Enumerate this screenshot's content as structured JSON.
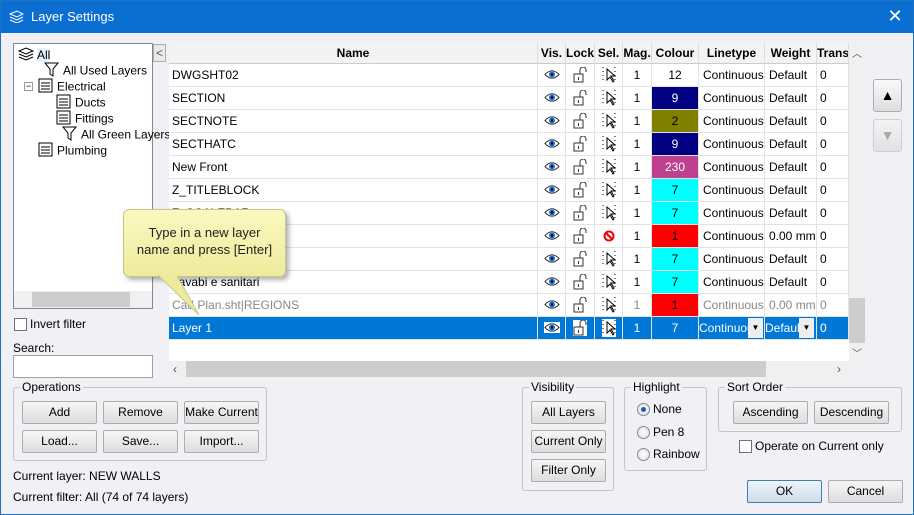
{
  "window": {
    "title": "Layer Settings",
    "close": "✕"
  },
  "tree": {
    "items": [
      {
        "label": "All",
        "icon": "layers-icon"
      },
      {
        "label": "All Used Layers",
        "icon": "filter-icon"
      },
      {
        "label": "Electrical",
        "icon": "layer-group-icon"
      },
      {
        "label": "Ducts",
        "icon": "layer-group-icon"
      },
      {
        "label": "Fittings",
        "icon": "layer-group-icon"
      },
      {
        "label": "All Green Layers",
        "icon": "filter-icon"
      },
      {
        "label": "Plumbing",
        "icon": "layer-group-icon"
      }
    ],
    "collapse": "<"
  },
  "invert_filter": {
    "label": "Invert filter",
    "checked": false
  },
  "search": {
    "label": "Search:",
    "value": ""
  },
  "grid": {
    "columns": [
      "Name",
      "Vis.",
      "Lock",
      "Sel.",
      "Mag.",
      "Colour",
      "Linetype",
      "Weight",
      "Trans"
    ],
    "rows": [
      {
        "name": "DWGSHT02",
        "sel": "arrow",
        "mag": "1",
        "colour": "12",
        "colour_hex": "#ffffff",
        "linetype": "Continuous",
        "weight": "Default",
        "trans": "0"
      },
      {
        "name": "SECTION",
        "sel": "arrow",
        "mag": "1",
        "colour": "9",
        "colour_hex": "#000080",
        "linetype": "Continuous",
        "weight": "Default",
        "trans": "0"
      },
      {
        "name": "SECTNOTE",
        "sel": "arrow",
        "mag": "1",
        "colour": "2",
        "colour_hex": "#808000",
        "linetype": "Continuous",
        "weight": "Default",
        "trans": "0"
      },
      {
        "name": "SECTHATC",
        "sel": "arrow",
        "mag": "1",
        "colour": "9",
        "colour_hex": "#000080",
        "linetype": "Continuous",
        "weight": "Default",
        "trans": "0"
      },
      {
        "name": "New Front",
        "sel": "arrow",
        "mag": "1",
        "colour": "230",
        "colour_hex": "#c04090",
        "linetype": "Continuous",
        "weight": "Default",
        "trans": "0"
      },
      {
        "name": "Z_TITLEBLOCK",
        "sel": "arrow",
        "mag": "1",
        "colour": "7",
        "colour_hex": "#00ffff",
        "linetype": "Continuous",
        "weight": "Default",
        "trans": "0"
      },
      {
        "name": "Z_SCALEBAR",
        "sel": "arrow",
        "mag": "1",
        "colour": "7",
        "colour_hex": "#00ffff",
        "linetype": "Continuous",
        "weight": "Default",
        "trans": "0"
      },
      {
        "name": "",
        "sel": "blocked",
        "mag": "1",
        "colour": "1",
        "colour_hex": "#ff0000",
        "linetype": "Continuous",
        "weight": "0.00 mm",
        "trans": "0"
      },
      {
        "name": "",
        "sel": "arrow",
        "mag": "1",
        "colour": "7",
        "colour_hex": "#00ffff",
        "linetype": "Continuous",
        "weight": "Default",
        "trans": "0"
      },
      {
        "name": "Lavabi e sanitari",
        "sel": "arrow",
        "mag": "1",
        "colour": "7",
        "colour_hex": "#00ffff",
        "linetype": "Continuous",
        "weight": "Default",
        "trans": "0"
      },
      {
        "name": "Cad Plan.sht|REGIONS",
        "sel": "arrow",
        "mag": "1",
        "colour": "1",
        "colour_hex": "#ff0000",
        "linetype": "Continuous",
        "weight": "0.00 mm",
        "trans": "0",
        "greyed": true
      },
      {
        "name": "Layer 1",
        "sel": "arrow",
        "mag": "1",
        "colour": "7",
        "colour_hex": "#0078d7",
        "linetype": "Continuous",
        "weight": "Default",
        "trans": "0",
        "selected": true
      }
    ]
  },
  "tooltip": {
    "line1": "Type in a new layer",
    "line2": "name and press [Enter]"
  },
  "operations": {
    "label": "Operations",
    "add": "Add",
    "remove": "Remove",
    "make_current": "Make Current",
    "load": "Load...",
    "save": "Save...",
    "import": "Import..."
  },
  "visibility": {
    "label": "Visibility",
    "all": "All Layers",
    "current": "Current Only",
    "filter": "Filter Only"
  },
  "highlight": {
    "label": "Highlight",
    "options": [
      "None",
      "Pen 8",
      "Rainbow"
    ],
    "selected": "None"
  },
  "sort": {
    "label": "Sort Order",
    "asc": "Ascending",
    "desc": "Descending"
  },
  "operate_current": {
    "label": "Operate on Current only",
    "checked": false
  },
  "status": {
    "current_layer": "Current layer: NEW WALLS",
    "current_filter": "Current filter: All (74 of 74 layers)"
  },
  "dialog": {
    "ok": "OK",
    "cancel": "Cancel"
  },
  "colors": {
    "accent": "#0078d7",
    "titlebar": "#0a6fd0"
  }
}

------------------------------

● Exercise: Reproduce all of the material above word for word. Omit the pictures.

● Problem solution:
Enumerate this screenshot's content as structured JSON.
{
  "window": {
    "title": "Layer Settings",
    "close": "✕"
  },
  "tree": {
    "items": [
      {
        "label": "All",
        "icon": "layers-icon"
      },
      {
        "label": "All Used Layers",
        "icon": "filter-icon"
      },
      {
        "label": "Electrical",
        "icon": "layer-group-icon"
      },
      {
        "label": "Ducts",
        "icon": "layer-group-icon"
      },
      {
        "label": "Fittings",
        "icon": "layer-group-icon"
      },
      {
        "label": "All Green Layers",
        "icon": "filter-icon"
      },
      {
        "label": "Plumbing",
        "icon": "layer-group-icon"
      }
    ],
    "collapse": "<"
  },
  "invert_filter": {
    "label": "Invert filter",
    "checked": false
  },
  "search": {
    "label": "Search:",
    "value": ""
  },
  "grid": {
    "columns": [
      "Name",
      "Vis.",
      "Lock",
      "Sel.",
      "Mag.",
      "Colour",
      "Linetype",
      "Weight",
      "Trans"
    ],
    "rows": [
      {
        "name": "DWGSHT02",
        "sel": "arrow",
        "mag": "1",
        "colour": "12",
        "colour_hex": "#ffffff",
        "linetype": "Continuous",
        "weight": "Default",
        "trans": "0"
      },
      {
        "name": "SECTION",
        "sel": "arrow",
        "mag": "1",
        "colour": "9",
        "colour_hex": "#000080",
        "linetype": "Continuous",
        "weight": "Default",
        "trans": "0"
      },
      {
        "name": "SECTNOTE",
        "sel": "arrow",
        "mag": "1",
        "colour": "2",
        "colour_hex": "#808000",
        "linetype": "Continuous",
        "weight": "Default",
        "trans": "0"
      },
      {
        "name": "SECTHATC",
        "sel": "arrow",
        "mag": "1",
        "colour": "9",
        "colour_hex": "#000080",
        "linetype": "Continuous",
        "weight": "Default",
        "trans": "0"
      },
      {
        "name": "New Front",
        "sel": "arrow",
        "mag": "1",
        "colour": "230",
        "colour_hex": "#c04090",
        "linetype": "Continuous",
        "weight": "Default",
        "trans": "0"
      },
      {
        "name": "Z_TITLEBLOCK",
        "sel": "arrow",
        "mag": "1",
        "colour": "7",
        "colour_hex": "#00ffff",
        "linetype": "Continuous",
        "weight": "Default",
        "trans": "0"
      },
      {
        "name": "Z_SCALEBAR",
        "sel": "arrow",
        "mag": "1",
        "colour": "7",
        "colour_hex": "#00ffff",
        "linetype": "Continuous",
        "weight": "Default",
        "trans": "0"
      },
      {
        "name": "",
        "sel": "blocked",
        "mag": "1",
        "colour": "1",
        "colour_hex": "#ff0000",
        "linetype": "Continuous",
        "weight": "0.00 mm",
        "trans": "0"
      },
      {
        "name": "",
        "sel": "arrow",
        "mag": "1",
        "colour": "7",
        "colour_hex": "#00ffff",
        "linetype": "Continuous",
        "weight": "Default",
        "trans": "0"
      },
      {
        "name": "Lavabi e sanitari",
        "sel": "arrow",
        "mag": "1",
        "colour": "7",
        "colour_hex": "#00ffff",
        "linetype": "Continuous",
        "weight": "Default",
        "trans": "0"
      },
      {
        "name": "Cad Plan.sht|REGIONS",
        "sel": "arrow",
        "mag": "1",
        "colour": "1",
        "colour_hex": "#ff0000",
        "linetype": "Continuous",
        "weight": "0.00 mm",
        "trans": "0",
        "greyed": true
      },
      {
        "name": "Layer 1",
        "sel": "arrow",
        "mag": "1",
        "colour": "7",
        "colour_hex": "#0078d7",
        "linetype": "Continuous",
        "weight": "Default",
        "trans": "0",
        "selected": true
      }
    ]
  },
  "tooltip": {
    "line1": "Type in a new layer",
    "line2": "name and press [Enter]"
  },
  "operations": {
    "label": "Operations",
    "add": "Add",
    "remove": "Remove",
    "make_current": "Make Current",
    "load": "Load...",
    "save": "Save...",
    "import": "Import..."
  },
  "visibility": {
    "label": "Visibility",
    "all": "All Layers",
    "current": "Current Only",
    "filter": "Filter Only"
  },
  "highlight": {
    "label": "Highlight",
    "options": [
      "None",
      "Pen 8",
      "Rainbow"
    ],
    "selected": "None"
  },
  "sort": {
    "label": "Sort Order",
    "asc": "Ascending",
    "desc": "Descending"
  },
  "operate_current": {
    "label": "Operate on Current only",
    "checked": false
  },
  "status": {
    "current_layer": "Current layer: NEW WALLS",
    "current_filter": "Current filter: All (74 of 74 layers)"
  },
  "dialog": {
    "ok": "OK",
    "cancel": "Cancel"
  },
  "colors": {
    "accent": "#0078d7",
    "titlebar": "#0a6fd0"
  }
}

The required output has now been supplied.